** Begin RECORDS SUPPLIED **

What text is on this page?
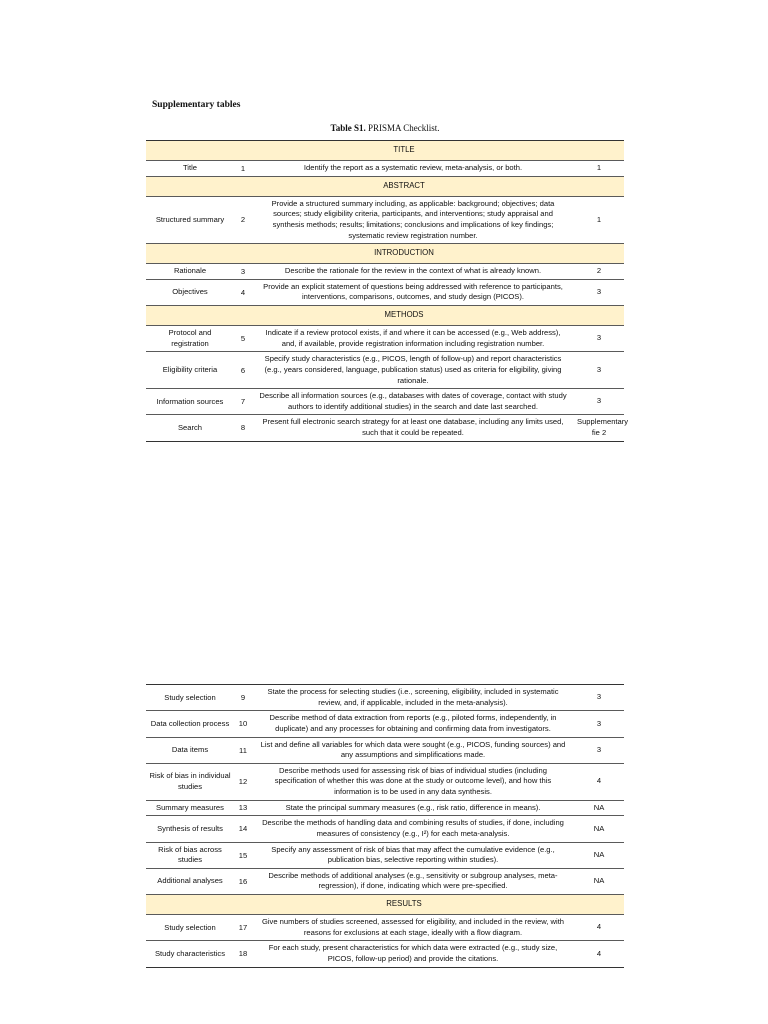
Supplementary tables
Table S1. PRISMA Checklist.
	TITLE		
Title	1	Identify the report as a systematic review, meta-analysis, or both.	1
	ABSTRACT		
Structured summary	2	Provide a structured summary including, as applicable: background; objectives; data sources; study eligibility criteria, participants, and interventions; study appraisal and synthesis methods; results; limitations; conclusions and implications of key findings; systematic review registration number.	1
	INTRODUCTION		
Rationale	3	Describe the rationale for the review in the context of what is already known.	2
Objectives	4	Provide an explicit statement of questions being addressed with reference to participants, interventions, comparisons, outcomes, and study design (PICOS).	3
	METHODS		
Protocol and registration	5	Indicate if a review protocol exists, if and where it can be accessed (e.g., Web address), and, if available, provide registration information including registration number.	3
Eligibility criteria	6	Specify study characteristics (e.g., PICOS, length of follow-up) and report characteristics (e.g., years considered, language, publication status) used as criteria for eligibility, giving rationale.	3
Information sources	7	Describe all information sources (e.g., databases with dates of coverage, contact with study authors to identify additional studies) in the search and date last searched.	3
Search	8	Present full electronic search strategy for at least one database, including any limits used, such that it could be repeated.	Supplementary fie 2
Study selection	9	State the process for selecting studies (i.e., screening, eligibility, included in systematic review, and, if applicable, included in the meta-analysis).	3
Data collection process	10	Describe method of data extraction from reports (e.g., piloted forms, independently, in duplicate) and any processes for obtaining and confirming data from investigators.	3
Data items	11	List and define all variables for which data were sought (e.g., PICOS, funding sources) and any assumptions and simplifications made.	3
Risk of bias in individual studies	12	Describe methods used for assessing risk of bias of individual studies (including specification of whether this was done at the study or outcome level), and how this information is to be used in any data synthesis.	4
Summary measures	13	State the principal summary measures (e.g., risk ratio, difference in means).	NA
Synthesis of results	14	Describe the methods of handling data and combining results of studies, if done, including measures of consistency (e.g., I²) for each meta-analysis.	NA
Risk of bias across studies	15	Specify any assessment of risk of bias that may affect the cumulative evidence (e.g., publication bias, selective reporting within studies).	NA
Additional analyses	16	Describe methods of additional analyses (e.g., sensitivity or subgroup analyses, meta-regression), if done, indicating which were pre-specified.	NA
	RESULTS		
Study selection	17	Give numbers of studies screened, assessed for eligibility, and included in the review, with reasons for exclusions at each stage, ideally with a flow diagram.	4
Study characteristics	18	For each study, present characteristics for which data were extracted (e.g., study size, PICOS, follow-up period) and provide the citations.	4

** End RECORDS SUPPLIED **

## [WHAT YOU HAVE TO DO]
Set down every record once more, word for word, without pictures.

## [EXERCISE RESULT]
What text is on this page?
Supplementary tables
Table S1. PRISMA Checklist.
	TITLE		
Title	1	Identify the report as a systematic review, meta-analysis, or both.	1
	ABSTRACT		
Structured summary	2	Provide a structured summary including, as applicable: background; objectives; data sources; study eligibility criteria, participants, and interventions; study appraisal and synthesis methods; results; limitations; conclusions and implications of key findings; systematic review registration number.	1
	INTRODUCTION		
Rationale	3	Describe the rationale for the review in the context of what is already known.	2
Objectives	4	Provide an explicit statement of questions being addressed with reference to participants, interventions, comparisons, outcomes, and study design (PICOS).	3
	METHODS		
Protocol and registration	5	Indicate if a review protocol exists, if and where it can be accessed (e.g., Web address), and, if available, provide registration information including registration number.	3
Eligibility criteria	6	Specify study characteristics (e.g., PICOS, length of follow-up) and report characteristics (e.g., years considered, language, publication status) used as criteria for eligibility, giving rationale.	3
Information sources	7	Describe all information sources (e.g., databases with dates of coverage, contact with study authors to identify additional studies) in the search and date last searched.	3
Search	8	Present full electronic search strategy for at least one database, including any limits used, such that it could be repeated.	Supplementary fie 2
Study selection	9	State the process for selecting studies (i.e., screening, eligibility, included in systematic review, and, if applicable, included in the meta-analysis).	3
Data collection process	10	Describe method of data extraction from reports (e.g., piloted forms, independently, in duplicate) and any processes for obtaining and confirming data from investigators.	3
Data items	11	List and define all variables for which data were sought (e.g., PICOS, funding sources) and any assumptions and simplifications made.	3
Risk of bias in individual studies	12	Describe methods used for assessing risk of bias of individual studies (including specification of whether this was done at the study or outcome level), and how this information is to be used in any data synthesis.	4
Summary measures	13	State the principal summary measures (e.g., risk ratio, difference in means).	NA
Synthesis of results	14	Describe the methods of handling data and combining results of studies, if done, including measures of consistency (e.g., I²) for each meta-analysis.	NA
Risk of bias across studies	15	Specify any assessment of risk of bias that may affect the cumulative evidence (e.g., publication bias, selective reporting within studies).	NA
Additional analyses	16	Describe methods of additional analyses (e.g., sensitivity or subgroup analyses, meta-regression), if done, indicating which were pre-specified.	NA
	RESULTS		
Study selection	17	Give numbers of studies screened, assessed for eligibility, and included in the review, with reasons for exclusions at each stage, ideally with a flow diagram.	4
Study characteristics	18	For each study, present characteristics for which data were extracted (e.g., study size, PICOS, follow-up period) and provide the citations.	4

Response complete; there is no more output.